Exercise requirements
Could you copy out all of the records below word for word and number for number, leaving out the pictures?
———
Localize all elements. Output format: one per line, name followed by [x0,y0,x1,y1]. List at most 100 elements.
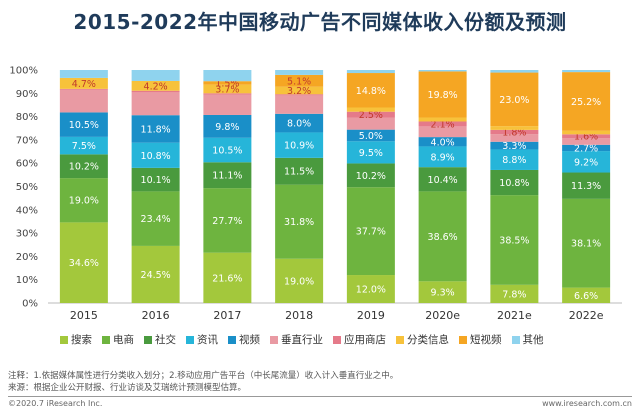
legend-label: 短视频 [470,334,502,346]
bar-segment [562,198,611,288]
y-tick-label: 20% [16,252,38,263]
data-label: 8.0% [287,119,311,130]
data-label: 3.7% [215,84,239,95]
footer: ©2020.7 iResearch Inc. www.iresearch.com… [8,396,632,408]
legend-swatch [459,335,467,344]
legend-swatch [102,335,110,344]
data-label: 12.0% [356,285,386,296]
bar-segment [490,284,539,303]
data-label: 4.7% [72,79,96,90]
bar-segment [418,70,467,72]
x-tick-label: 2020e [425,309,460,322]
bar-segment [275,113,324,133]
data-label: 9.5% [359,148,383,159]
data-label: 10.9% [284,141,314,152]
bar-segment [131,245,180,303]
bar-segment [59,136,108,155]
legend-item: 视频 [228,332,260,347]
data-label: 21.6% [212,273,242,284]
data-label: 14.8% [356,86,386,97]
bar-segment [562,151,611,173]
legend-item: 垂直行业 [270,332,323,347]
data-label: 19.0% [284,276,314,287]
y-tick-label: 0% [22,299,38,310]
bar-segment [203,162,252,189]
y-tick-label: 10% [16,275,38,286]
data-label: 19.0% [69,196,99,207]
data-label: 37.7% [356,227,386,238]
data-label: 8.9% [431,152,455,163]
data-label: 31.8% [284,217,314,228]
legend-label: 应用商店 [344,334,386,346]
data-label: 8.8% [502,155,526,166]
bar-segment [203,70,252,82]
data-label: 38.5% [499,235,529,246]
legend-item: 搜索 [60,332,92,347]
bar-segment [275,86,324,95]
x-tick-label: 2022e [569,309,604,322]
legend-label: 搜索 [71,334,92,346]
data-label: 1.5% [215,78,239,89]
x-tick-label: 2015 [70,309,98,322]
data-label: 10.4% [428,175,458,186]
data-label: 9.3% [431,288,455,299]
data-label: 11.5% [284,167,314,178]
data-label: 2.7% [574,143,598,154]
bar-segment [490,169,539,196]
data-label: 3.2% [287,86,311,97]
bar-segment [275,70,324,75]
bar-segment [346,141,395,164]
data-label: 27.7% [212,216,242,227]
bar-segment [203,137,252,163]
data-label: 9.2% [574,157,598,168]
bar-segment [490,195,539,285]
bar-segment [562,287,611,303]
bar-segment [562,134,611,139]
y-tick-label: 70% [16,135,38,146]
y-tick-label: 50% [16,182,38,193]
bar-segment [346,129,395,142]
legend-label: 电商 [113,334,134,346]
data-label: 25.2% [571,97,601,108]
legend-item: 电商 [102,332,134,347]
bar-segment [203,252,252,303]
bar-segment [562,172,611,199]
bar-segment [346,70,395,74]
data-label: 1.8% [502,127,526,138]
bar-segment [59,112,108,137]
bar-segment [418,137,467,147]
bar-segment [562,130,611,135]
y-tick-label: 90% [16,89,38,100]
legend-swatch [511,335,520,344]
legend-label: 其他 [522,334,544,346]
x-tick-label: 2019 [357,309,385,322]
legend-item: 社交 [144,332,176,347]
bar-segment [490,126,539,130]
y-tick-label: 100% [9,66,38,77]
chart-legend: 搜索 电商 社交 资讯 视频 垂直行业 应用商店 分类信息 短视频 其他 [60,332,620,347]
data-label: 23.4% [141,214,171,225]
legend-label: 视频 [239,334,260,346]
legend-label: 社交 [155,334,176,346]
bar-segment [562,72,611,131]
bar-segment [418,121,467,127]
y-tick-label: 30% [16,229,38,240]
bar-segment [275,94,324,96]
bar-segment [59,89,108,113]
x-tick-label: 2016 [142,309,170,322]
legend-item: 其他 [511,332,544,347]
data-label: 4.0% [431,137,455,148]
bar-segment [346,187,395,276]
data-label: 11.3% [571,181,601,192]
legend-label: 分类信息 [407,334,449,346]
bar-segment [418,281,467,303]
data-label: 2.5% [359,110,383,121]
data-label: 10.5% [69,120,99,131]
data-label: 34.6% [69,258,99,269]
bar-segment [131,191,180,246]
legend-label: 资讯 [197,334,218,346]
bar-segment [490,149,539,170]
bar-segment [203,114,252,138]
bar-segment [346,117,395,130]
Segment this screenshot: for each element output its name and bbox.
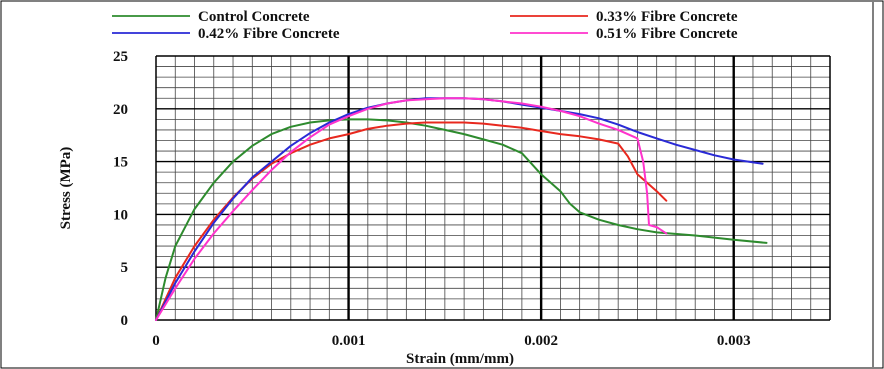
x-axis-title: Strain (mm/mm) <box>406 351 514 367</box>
———
Solution
Localize all elements. Output format: one per line, name followed by [x0,y0,x1,y1]. List at most 100 elements.
legend-label: 短视频 [470,334,502,346]
bar-segment [562,198,611,288]
y-tick-label: 20% [16,252,38,263]
data-label: 8.0% [287,119,311,130]
data-label: 3.7% [215,84,239,95]
footer: ©2020.7 iResearch Inc. www.iresearch.com… [8,396,632,408]
legend-swatch [459,335,467,344]
legend-swatch [102,335,110,344]
data-label: 12.0% [356,285,386,296]
bar-segment [490,284,539,303]
data-label: 4.7% [72,79,96,90]
bar-segment [418,70,467,72]
x-tick-label: 2020e [425,309,460,322]
bar-segment [275,113,324,133]
data-label: 9.5% [359,148,383,159]
data-label: 10.9% [284,141,314,152]
bar-segment [131,245,180,303]
bar-segment [59,136,108,155]
legend-item: 视频 [228,332,260,347]
data-label: 21.6% [212,273,242,284]
data-label: 14.8% [356,86,386,97]
bar-segment [562,151,611,173]
legend-item: 垂直行业 [270,332,323,347]
data-label: 19.0% [284,276,314,287]
y-tick-label: 0% [22,299,38,310]
bar-segment [203,162,252,189]
y-tick-label: 10% [16,275,38,286]
data-label: 19.0% [69,196,99,207]
data-label: 37.7% [356,227,386,238]
data-label: 8.9% [431,152,455,163]
data-label: 31.8% [284,217,314,228]
legend-label: 应用商店 [344,334,386,346]
data-label: 8.8% [502,155,526,166]
bar-segment [203,70,252,82]
data-label: 38.5% [499,235,529,246]
legend-item: 搜索 [60,332,92,347]
bar-segment [275,86,324,95]
x-tick-label: 2022e [569,309,604,322]
legend-label: 搜索 [71,334,92,346]
data-label: 1.5% [215,78,239,89]
x-tick-label: 2015 [70,309,98,322]
data-label: 10.4% [428,175,458,186]
data-label: 9.3% [431,288,455,299]
data-label: 11.5% [284,167,314,178]
data-label: 2.7% [574,143,598,154]
bar-segment [490,169,539,196]
data-label: 3.2% [287,86,311,97]
bar-segment [275,70,324,75]
bar-segment [346,141,395,164]
data-label: 27.7% [212,216,242,227]
bar-segment [203,137,252,163]
data-label: 9.2% [574,157,598,168]
bar-segment [490,195,539,285]
bar-segment [562,287,611,303]
bar-segment [562,134,611,139]
y-tick-label: 70% [16,135,38,146]
y-tick-label: 50% [16,182,38,193]
bar-segment [346,129,395,142]
legend-label: 电商 [113,334,134,346]
data-label: 25.2% [571,97,601,108]
legend-item: 电商 [102,332,134,347]
bar-segment [203,252,252,303]
bar-segment [562,172,611,199]
bar-segment [346,70,395,74]
data-label: 1.8% [502,127,526,138]
bar-segment [59,112,108,137]
bar-segment [418,137,467,147]
bar-segment [562,130,611,135]
y-tick-label: 90% [16,89,38,100]
legend-swatch [511,335,520,344]
legend-label: 其他 [522,334,544,346]
x-tick-label: 2019 [357,309,385,322]
legend-item: 社交 [144,332,176,347]
bar-segment [490,126,539,130]
y-tick-label: 100% [9,66,38,77]
chart-legend: 搜索 电商 社交 资讯 视频 垂直行业 应用商店 分类信息 短视频 其他 [60,332,620,347]
data-label: 23.4% [141,214,171,225]
legend-label: 视频 [239,334,260,346]
legend-label: 社交 [155,334,176,346]
bar-segment [562,72,611,131]
bar-segment [418,121,467,127]
y-tick-label: 30% [16,229,38,240]
bar-segment [275,94,324,96]
bar-segment [59,89,108,113]
x-tick-label: 2016 [142,309,170,322]
legend-item: 其他 [511,332,544,347]
data-label: 4.0% [431,137,455,148]
bar-segment [346,187,395,276]
data-label: 11.3% [571,181,601,192]
legend-label: 分类信息 [407,334,449,346]
bar-segment [418,281,467,303]
data-label: 2.5% [359,110,383,121]
data-label: 10.5% [69,120,99,131]
data-label: 34.6% [69,258,99,269]
bar-segment [131,191,180,246]
legend-label: 资讯 [197,334,218,346]
bar-segment [490,149,539,170]
bar-segment [203,114,252,138]
bar-segment [346,117,395,130]
Segment this screenshot: for each element output its name and bbox.
x-axis-title: Strain (mm/mm) <box>406 351 514 367</box>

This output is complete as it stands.